_EXERCISE INSTRUCTIONS:_ Repeat the entries below exactly as they appear, with no pictures.

_MATERIAL SHOWN:_
** BEGIN **
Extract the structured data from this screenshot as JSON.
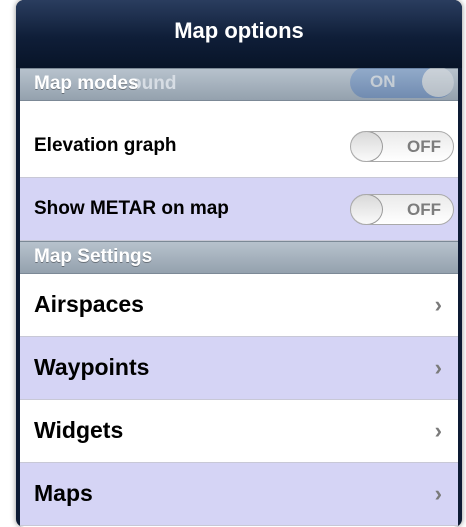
{
  "popover": {
    "title": "Map options"
  },
  "sections": {
    "map_modes": {
      "header": "Map modes",
      "ghost_text": "ound",
      "ghost_toggle": "ON"
    },
    "map_settings": {
      "header": "Map Settings"
    }
  },
  "toggles": [
    {
      "label": "Elevation graph",
      "state": "OFF"
    },
    {
      "label": "Show METAR on map",
      "state": "OFF"
    }
  ],
  "nav_items": [
    {
      "label": "Airspaces",
      "chevron": "›"
    },
    {
      "label": "Waypoints",
      "chevron": "›"
    },
    {
      "label": "Widgets",
      "chevron": "›"
    },
    {
      "label": "Maps",
      "chevron": "›"
    }
  ],
  "colors": {
    "title_bar": "#0f1e38",
    "row_highlight": "#d5d4f5",
    "section_header": "#a5b1bd"
  }
}
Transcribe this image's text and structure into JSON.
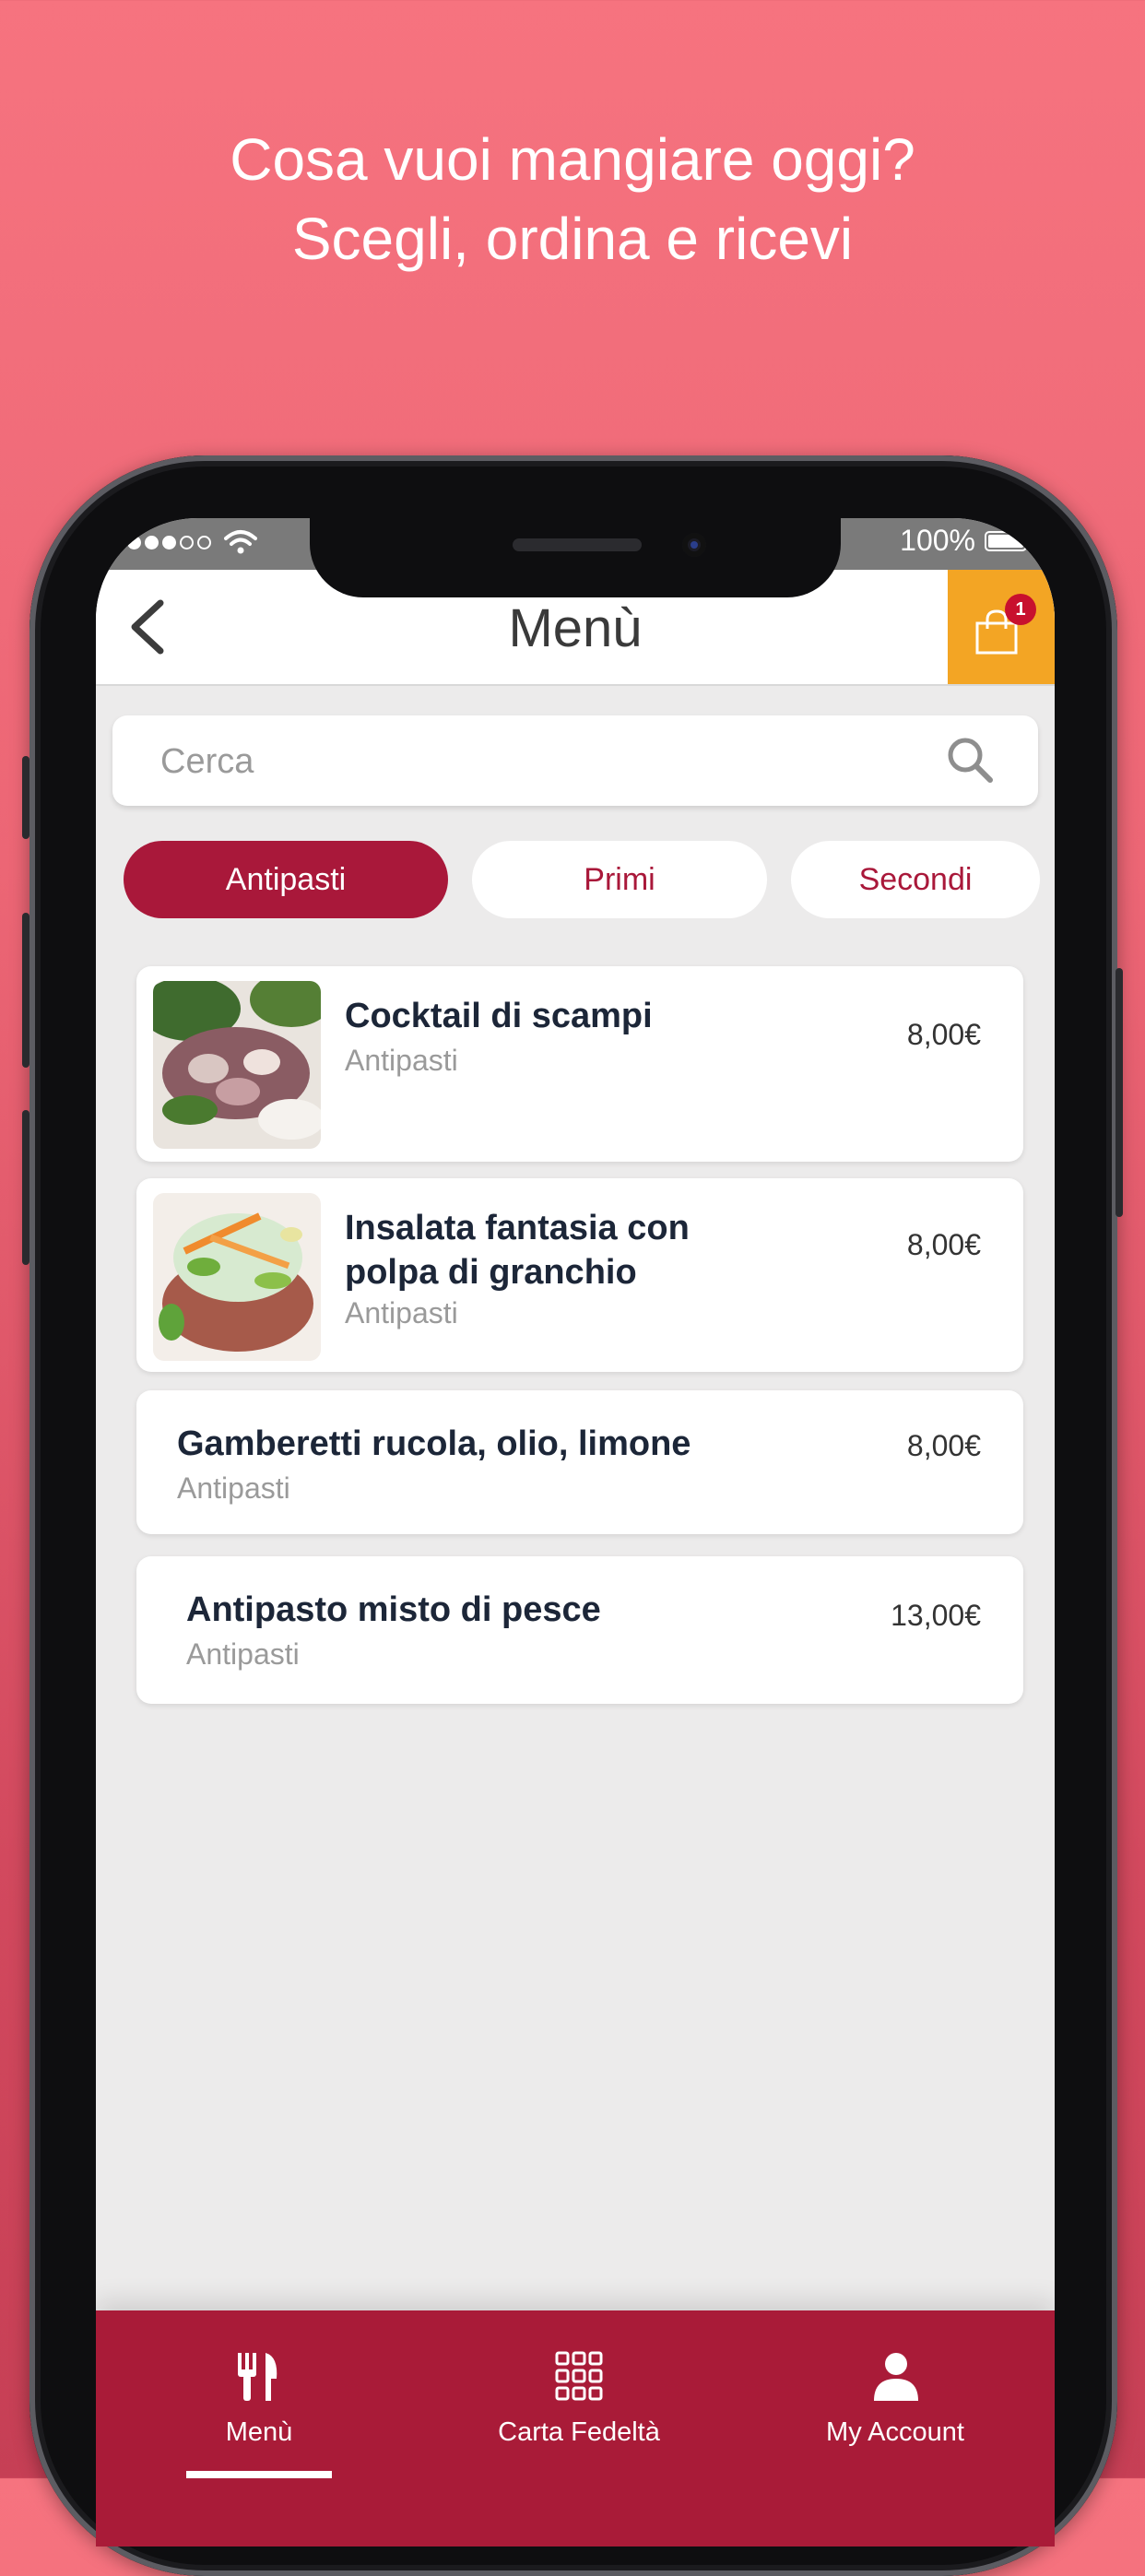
{
  "promo": {
    "line1": "Cosa vuoi mangiare oggi?",
    "line2": "Scegli, ordina e ricevi"
  },
  "status_bar": {
    "battery": "100%"
  },
  "header": {
    "title": "Menù",
    "cart_count": "1"
  },
  "search": {
    "placeholder": "Cerca"
  },
  "categories": [
    {
      "label": "Antipasti",
      "selected": true
    },
    {
      "label": "Primi",
      "selected": false
    },
    {
      "label": "Secondi",
      "selected": false
    }
  ],
  "items": [
    {
      "name": "Cocktail di scampi",
      "category": "Antipasti",
      "price": "8,00€"
    },
    {
      "name": "Insalata fantasia con polpa di granchio",
      "category": "Antipasti",
      "price": "8,00€"
    },
    {
      "name": "Gamberetti rucola, olio, limone",
      "category": "Antipasti",
      "price": "8,00€"
    },
    {
      "name": "Antipasto misto di pesce",
      "category": "Antipasti",
      "price": "13,00€"
    }
  ],
  "tabbar": [
    {
      "label": "Menù",
      "icon": "cutlery-icon",
      "active": true
    },
    {
      "label": "Carta Fedeltà",
      "icon": "grid-icon",
      "active": false
    },
    {
      "label": "My Account",
      "icon": "user-icon",
      "active": false
    }
  ],
  "colors": {
    "primary": "#a9183a",
    "accent": "#f3a524",
    "badge": "#c8102e",
    "background_top": "#f6737f"
  }
}
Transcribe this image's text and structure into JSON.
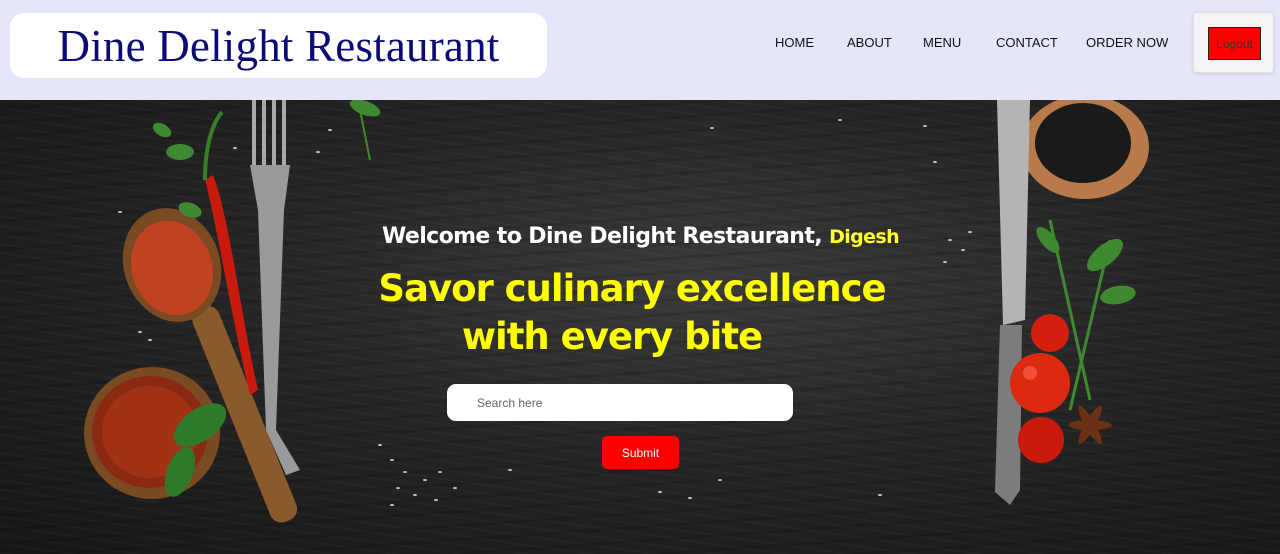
{
  "header": {
    "brand": "Dine Delight Restaurant",
    "nav": [
      "HOME",
      "ABOUT",
      "MENU",
      "CONTACT",
      "ORDER NOW"
    ],
    "logout_label": "Logout"
  },
  "hero": {
    "welcome_text": "Welcome to Dine Delight Restaurant, ",
    "username": "Digesh",
    "tagline_line1": "Savor culinary excellence",
    "tagline_line2": "with every bite",
    "search_placeholder": "Search here",
    "submit_label": "Submit"
  },
  "colors": {
    "header_bg": "#e6e6fa",
    "brand_text": "#0a0a78",
    "accent_red": "#ff0000",
    "tagline_yellow": "#ffff00"
  }
}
** END **
_RESULT OF THE TASK:_
Extract the structured data from this screenshot as JSON.
{
  "popover": {
    "title": "Map options"
  },
  "sections": {
    "map_modes": {
      "header": "Map modes",
      "ghost_text": "ound",
      "ghost_toggle": "ON"
    },
    "map_settings": {
      "header": "Map Settings"
    }
  },
  "toggles": [
    {
      "label": "Elevation graph",
      "state": "OFF"
    },
    {
      "label": "Show METAR on map",
      "state": "OFF"
    }
  ],
  "nav_items": [
    {
      "label": "Airspaces",
      "chevron": "›"
    },
    {
      "label": "Waypoints",
      "chevron": "›"
    },
    {
      "label": "Widgets",
      "chevron": "›"
    },
    {
      "label": "Maps",
      "chevron": "›"
    }
  ],
  "colors": {
    "title_bar": "#0f1e38",
    "row_highlight": "#d5d4f5",
    "section_header": "#a5b1bd"
  }
}
Transcribe this image's text and structure into JSON.
{
  "promo": {
    "line1": "Cosa vuoi mangiare oggi?",
    "line2": "Scegli, ordina e ricevi"
  },
  "status_bar": {
    "battery": "100%"
  },
  "header": {
    "title": "Menù",
    "cart_count": "1"
  },
  "search": {
    "placeholder": "Cerca"
  },
  "categories": [
    {
      "label": "Antipasti",
      "selected": true
    },
    {
      "label": "Primi",
      "selected": false
    },
    {
      "label": "Secondi",
      "selected": false
    }
  ],
  "items": [
    {
      "name": "Cocktail di scampi",
      "category": "Antipasti",
      "price": "8,00€"
    },
    {
      "name": "Insalata fantasia con polpa di granchio",
      "category": "Antipasti",
      "price": "8,00€"
    },
    {
      "name": "Gamberetti rucola, olio, limone",
      "category": "Antipasti",
      "price": "8,00€"
    },
    {
      "name": "Antipasto misto di pesce",
      "category": "Antipasti",
      "price": "13,00€"
    }
  ],
  "tabbar": [
    {
      "label": "Menù",
      "icon": "cutlery-icon",
      "active": true
    },
    {
      "label": "Carta Fedeltà",
      "icon": "grid-icon",
      "active": false
    },
    {
      "label": "My Account",
      "icon": "user-icon",
      "active": false
    }
  ],
  "colors": {
    "primary": "#a9183a",
    "accent": "#f3a524",
    "badge": "#c8102e",
    "background_top": "#f6737f"
  }
}
Transcribe this image's text and structure into JSON.
{
  "header": {
    "brand": "Dine Delight Restaurant",
    "nav": [
      "HOME",
      "ABOUT",
      "MENU",
      "CONTACT",
      "ORDER NOW"
    ],
    "logout_label": "Logout"
  },
  "hero": {
    "welcome_text": "Welcome to Dine Delight Restaurant, ",
    "username": "Digesh",
    "tagline_line1": "Savor culinary excellence",
    "tagline_line2": "with every bite",
    "search_placeholder": "Search here",
    "submit_label": "Submit"
  },
  "colors": {
    "header_bg": "#e6e6fa",
    "brand_text": "#0a0a78",
    "accent_red": "#ff0000",
    "tagline_yellow": "#ffff00"
  }
}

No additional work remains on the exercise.